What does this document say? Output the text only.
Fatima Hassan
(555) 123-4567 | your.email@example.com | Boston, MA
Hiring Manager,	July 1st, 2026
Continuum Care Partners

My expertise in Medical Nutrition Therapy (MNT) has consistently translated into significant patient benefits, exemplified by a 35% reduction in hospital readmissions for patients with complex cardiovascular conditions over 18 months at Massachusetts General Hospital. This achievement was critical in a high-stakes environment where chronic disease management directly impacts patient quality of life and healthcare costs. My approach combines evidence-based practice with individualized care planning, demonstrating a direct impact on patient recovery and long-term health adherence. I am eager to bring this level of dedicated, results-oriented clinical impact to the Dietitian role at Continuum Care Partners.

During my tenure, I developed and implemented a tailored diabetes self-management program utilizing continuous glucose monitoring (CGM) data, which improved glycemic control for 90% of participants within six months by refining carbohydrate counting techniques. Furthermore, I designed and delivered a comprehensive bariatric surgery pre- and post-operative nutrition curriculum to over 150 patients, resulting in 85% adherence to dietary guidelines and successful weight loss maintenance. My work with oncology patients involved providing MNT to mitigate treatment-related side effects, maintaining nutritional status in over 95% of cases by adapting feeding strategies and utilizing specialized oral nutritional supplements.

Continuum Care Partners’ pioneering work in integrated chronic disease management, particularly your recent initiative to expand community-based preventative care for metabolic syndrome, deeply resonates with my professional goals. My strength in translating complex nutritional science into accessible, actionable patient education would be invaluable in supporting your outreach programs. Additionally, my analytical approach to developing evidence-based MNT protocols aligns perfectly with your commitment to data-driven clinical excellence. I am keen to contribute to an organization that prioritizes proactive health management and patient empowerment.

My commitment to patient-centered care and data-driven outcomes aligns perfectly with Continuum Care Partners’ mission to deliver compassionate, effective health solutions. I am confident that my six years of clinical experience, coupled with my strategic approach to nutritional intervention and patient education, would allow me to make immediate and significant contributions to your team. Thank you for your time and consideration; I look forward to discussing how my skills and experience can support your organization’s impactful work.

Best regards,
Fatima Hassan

● **THE PROBLEM**:
Reproduce each line in the listing above that mentions the string "patients".

● **WRITTEN REPLY**:
My expertise in Medical Nutrition Therapy (MNT) has consistently translated into significant patient benefits, exemplified by a 35% reduction in hospital readmissions for patients with complex cardiovascular conditions over 18 months at Massachusetts General Hospital. This achievement was critical in a high-stakes environment where chronic disease management directly impacts patient quality of life and healthcare costs. My approach combines evidence-based practice with individualized care planning, demonstrating a direct impact on patient recovery and long-term health adherence. I am eager to bring this level of dedicated, results-oriented clinical impact to the Dietitian role at Continuum Care Partners.
During my tenure, I developed and implemented a tailored diabetes self-management program utilizing continuous glucose monitoring (CGM) data, which improved glycemic control for 90% of participants within six months by refining carbohydrate counting techniques. Furthermore, I designed and delivered a comprehensive bariatric surgery pre- and post-operative nutrition curriculum to over 150 patients, resulting in 85% adherence to dietary guidelines and successful weight loss maintenance. My work with oncology patients involved providing MNT to mitigate treatment-related side effects, maintaining nutritional status in over 95% of cases by adapting feeding strategies and utilizing specialized oral nutritional supplements.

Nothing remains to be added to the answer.